### Written request
Each record below should be output verbatim, without pictures.
Listed records start
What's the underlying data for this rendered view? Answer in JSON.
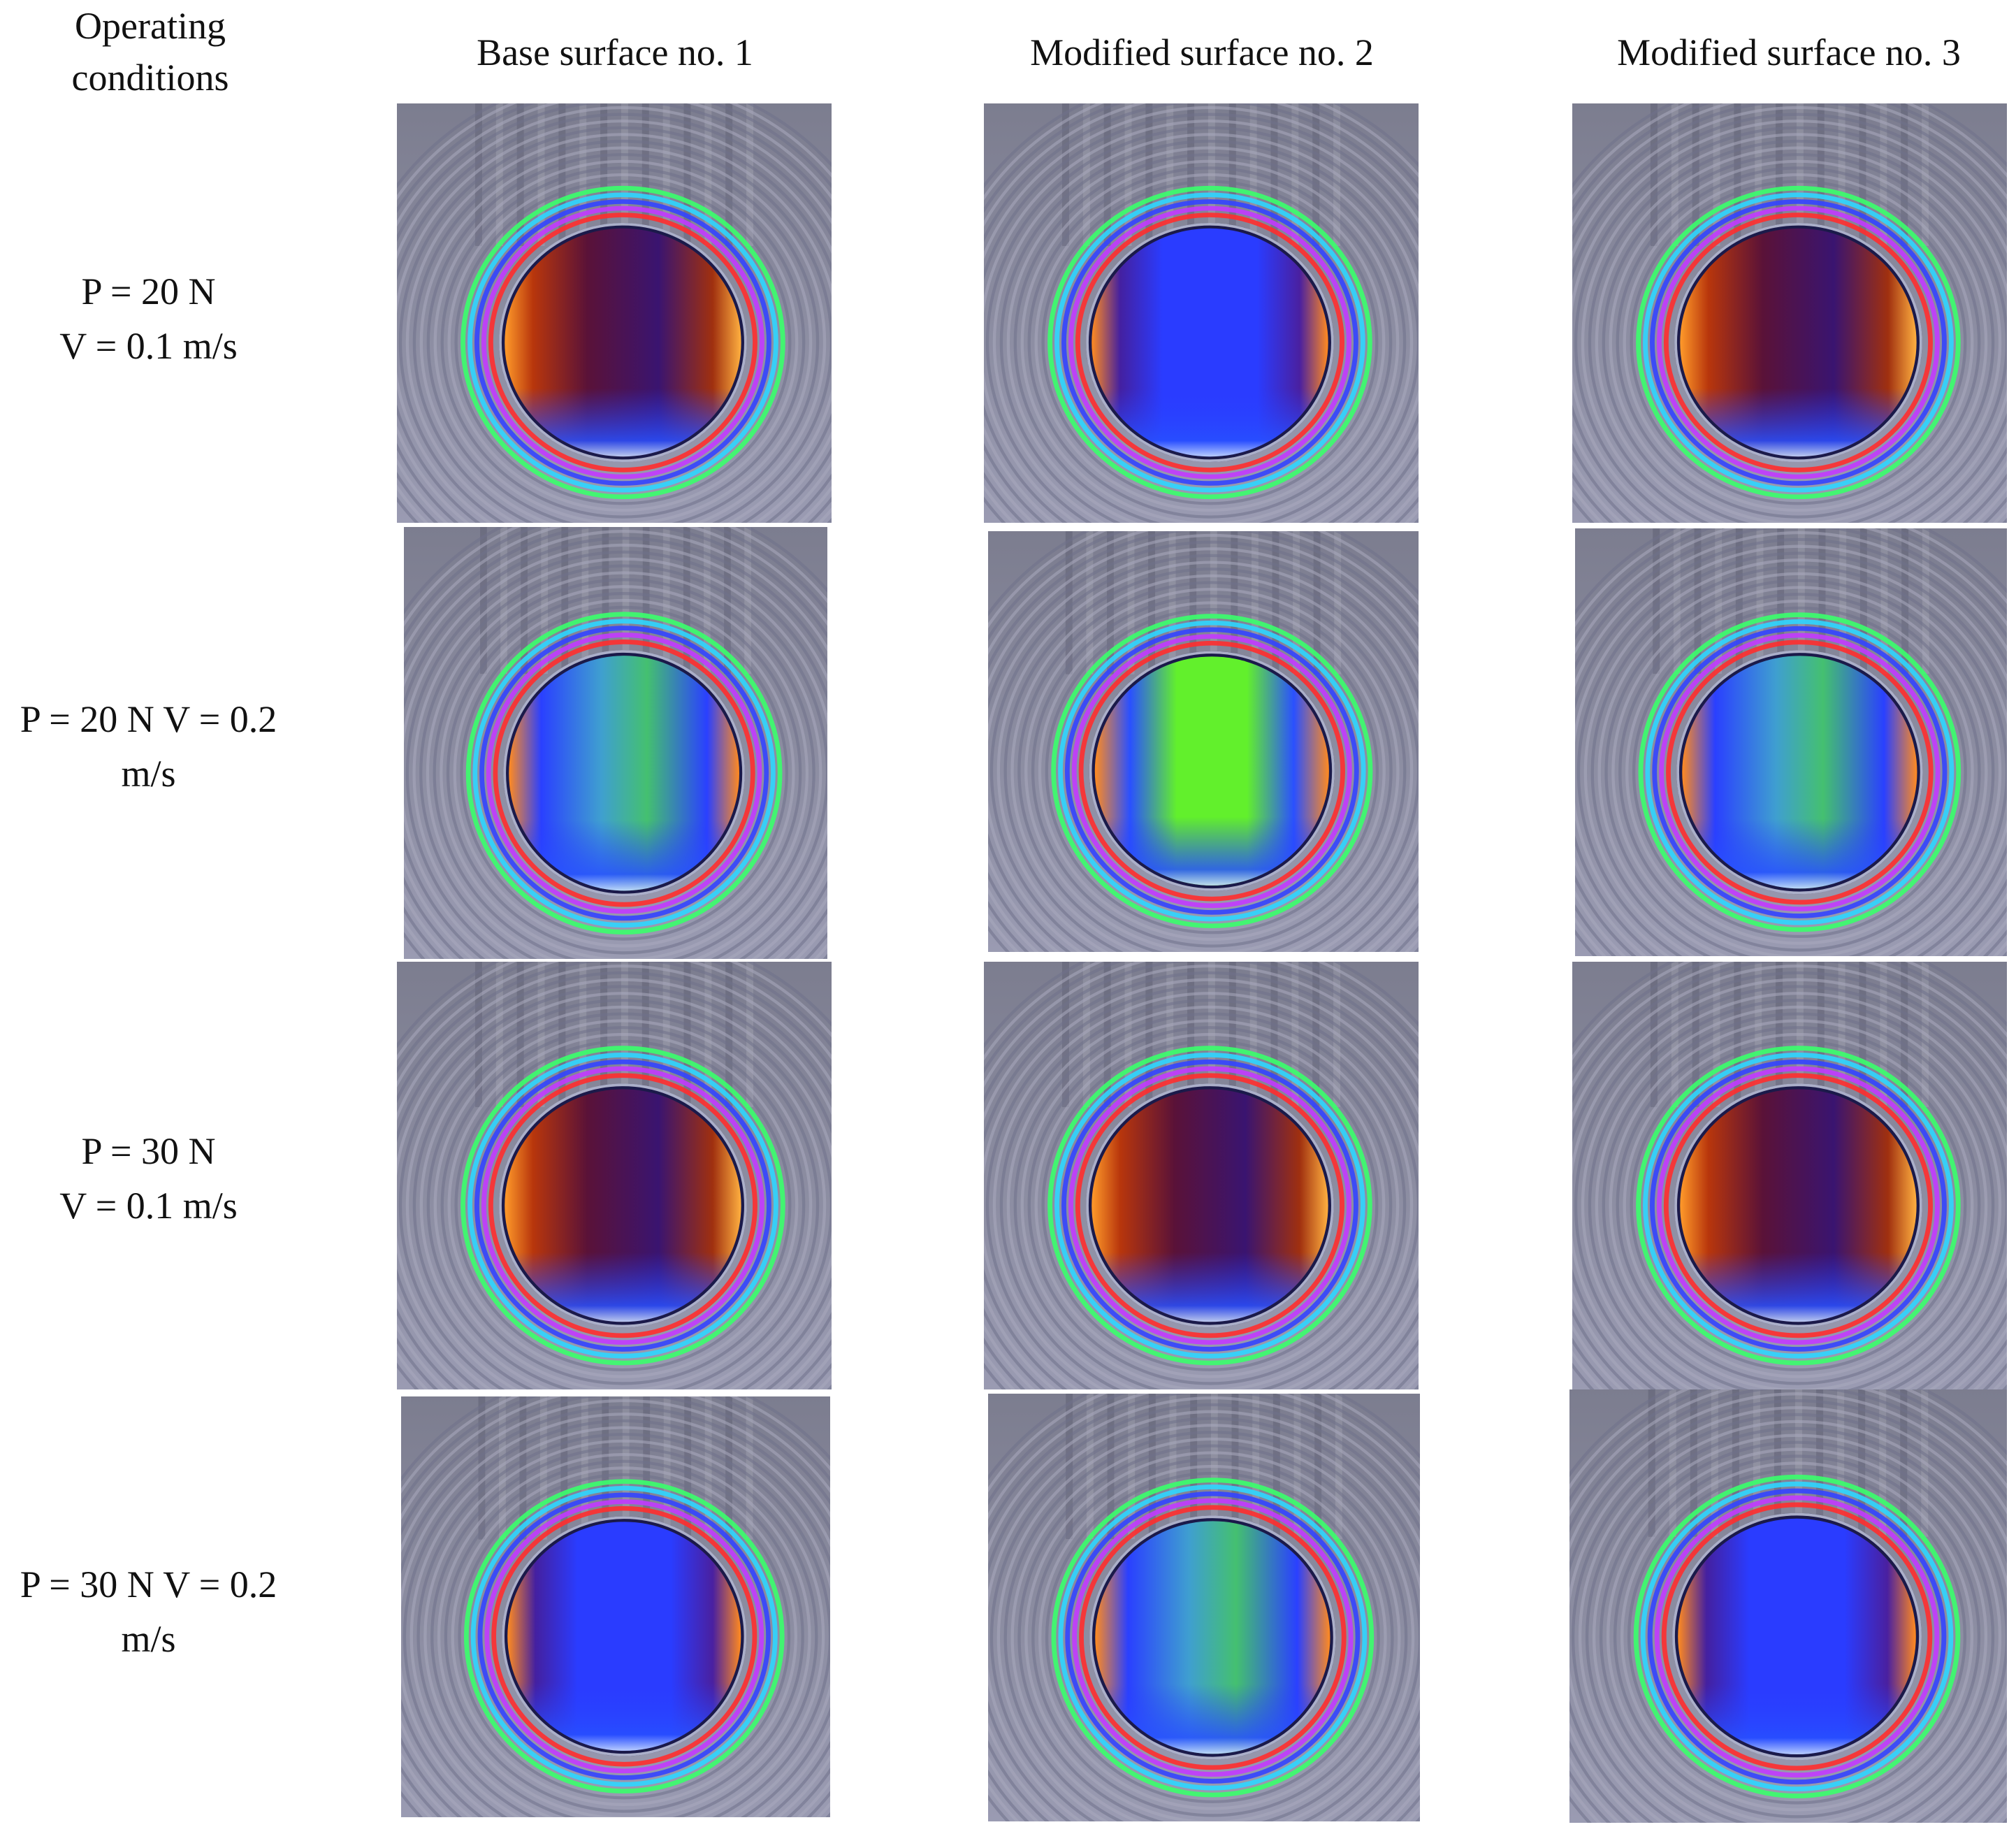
{
  "header": {
    "operating_conditions": [
      "Operating",
      "conditions"
    ],
    "columns": [
      "Base surface no. 1",
      "Modified surface no. 2",
      "Modified surface no. 3"
    ]
  },
  "rows": [
    {
      "lines": [
        "P = 20 N",
        "V = 0.1 m/s"
      ]
    },
    {
      "lines": [
        "P = 20 N V = 0.2",
        "m/s"
      ]
    },
    {
      "lines": [
        "P = 30 N",
        "V = 0.1 m/s"
      ]
    },
    {
      "lines": [
        "P = 30 N V = 0.2",
        "m/s"
      ]
    }
  ],
  "images": [
    [
      "orange-contact",
      "blue-contact",
      "orange-contact"
    ],
    [
      "blue-green-contact",
      "green-contact",
      "blue-green-contact"
    ],
    [
      "orange-contact",
      "orange-contact",
      "orange-contact"
    ],
    [
      "blue-contact",
      "blue-green-contact",
      "blue-contact"
    ]
  ],
  "colors": {
    "orange_contact": "#7a1e08",
    "blue_contact": "#2a38ff",
    "green_contact": "#66f22a",
    "background": "#8f90a6"
  }
}
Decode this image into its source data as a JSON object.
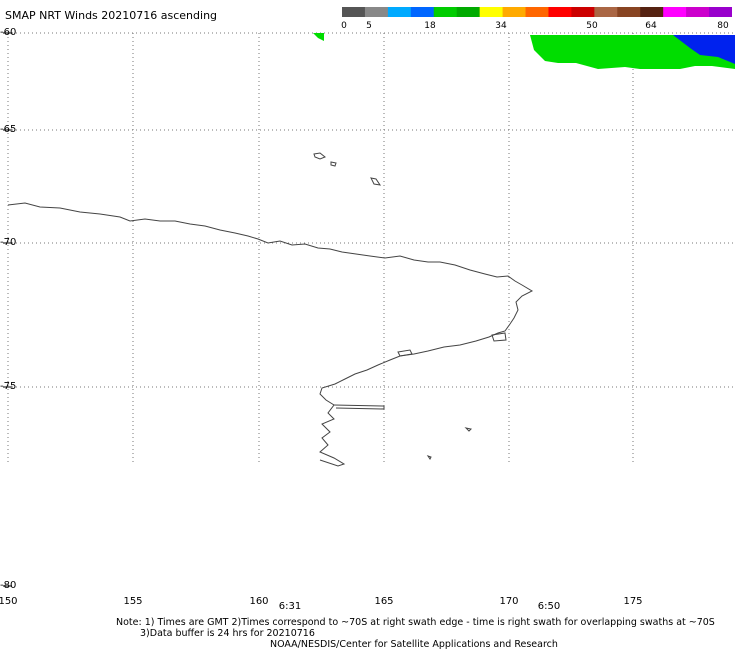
{
  "title": "SMAP NRT Winds 20210716 ascending",
  "colorbar": {
    "labels": [
      "0",
      "5",
      "18",
      "34",
      "50",
      "64",
      "80"
    ],
    "segments": [
      "#555555",
      "#888888",
      "#00aaff",
      "#0066ff",
      "#00cc00",
      "#00aa00",
      "#ffff00",
      "#ffaa00",
      "#ff6600",
      "#ff0000",
      "#cc0000",
      "#aa6644",
      "#884422",
      "#552211",
      "#ff00ff",
      "#cc00cc",
      "#9900cc"
    ]
  },
  "axes": {
    "lat_labels": [
      "-60",
      "-65",
      "-70",
      "-75",
      "-80"
    ],
    "lon_labels": [
      "150",
      "155",
      "160",
      "165",
      "170",
      "175"
    ],
    "time_labels": [
      "6:31",
      "6:50"
    ]
  },
  "notes": {
    "line1": "Note: 1) Times are GMT 2)Times correspond to ~70S at right swath edge - time is right swath for overlapping swaths at ~70S",
    "line2": "3)Data buffer is 24 hrs for 20210716",
    "credit": "NOAA/NESDIS/Center for Satellite Applications and Research"
  },
  "colors": {
    "wind_green": "#00dd00",
    "wind_blue": "#0022ee",
    "coastline": "#444444",
    "grid": "#777777"
  }
}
Listed records end
### Answer for this exercise
What's the underlying data for this rendered view? Answer in JSON.
{
  "header": {
    "operating_conditions": [
      "Operating",
      "conditions"
    ],
    "columns": [
      "Base surface no. 1",
      "Modified surface no. 2",
      "Modified surface no. 3"
    ]
  },
  "rows": [
    {
      "lines": [
        "P = 20 N",
        "V = 0.1 m/s"
      ]
    },
    {
      "lines": [
        "P = 20 N V = 0.2",
        "m/s"
      ]
    },
    {
      "lines": [
        "P = 30 N",
        "V = 0.1 m/s"
      ]
    },
    {
      "lines": [
        "P = 30 N V = 0.2",
        "m/s"
      ]
    }
  ],
  "images": [
    [
      "orange-contact",
      "blue-contact",
      "orange-contact"
    ],
    [
      "blue-green-contact",
      "green-contact",
      "blue-green-contact"
    ],
    [
      "orange-contact",
      "orange-contact",
      "orange-contact"
    ],
    [
      "blue-contact",
      "blue-green-contact",
      "blue-contact"
    ]
  ],
  "colors": {
    "orange_contact": "#7a1e08",
    "blue_contact": "#2a38ff",
    "green_contact": "#66f22a",
    "background": "#8f90a6"
  }
}
Decode this image into its source data as a JSON object.
{
  "title": "SMAP NRT Winds 20210716 ascending",
  "colorbar": {
    "labels": [
      "0",
      "5",
      "18",
      "34",
      "50",
      "64",
      "80"
    ],
    "segments": [
      "#555555",
      "#888888",
      "#00aaff",
      "#0066ff",
      "#00cc00",
      "#00aa00",
      "#ffff00",
      "#ffaa00",
      "#ff6600",
      "#ff0000",
      "#cc0000",
      "#aa6644",
      "#884422",
      "#552211",
      "#ff00ff",
      "#cc00cc",
      "#9900cc"
    ]
  },
  "axes": {
    "lat_labels": [
      "-60",
      "-65",
      "-70",
      "-75",
      "-80"
    ],
    "lon_labels": [
      "150",
      "155",
      "160",
      "165",
      "170",
      "175"
    ],
    "time_labels": [
      "6:31",
      "6:50"
    ]
  },
  "notes": {
    "line1": "Note: 1) Times are GMT 2)Times correspond to ~70S at right swath edge - time is right swath for overlapping swaths at ~70S",
    "line2": "3)Data buffer is 24 hrs for 20210716",
    "credit": "NOAA/NESDIS/Center for Satellite Applications and Research"
  },
  "colors": {
    "wind_green": "#00dd00",
    "wind_blue": "#0022ee",
    "coastline": "#444444",
    "grid": "#777777"
  }
}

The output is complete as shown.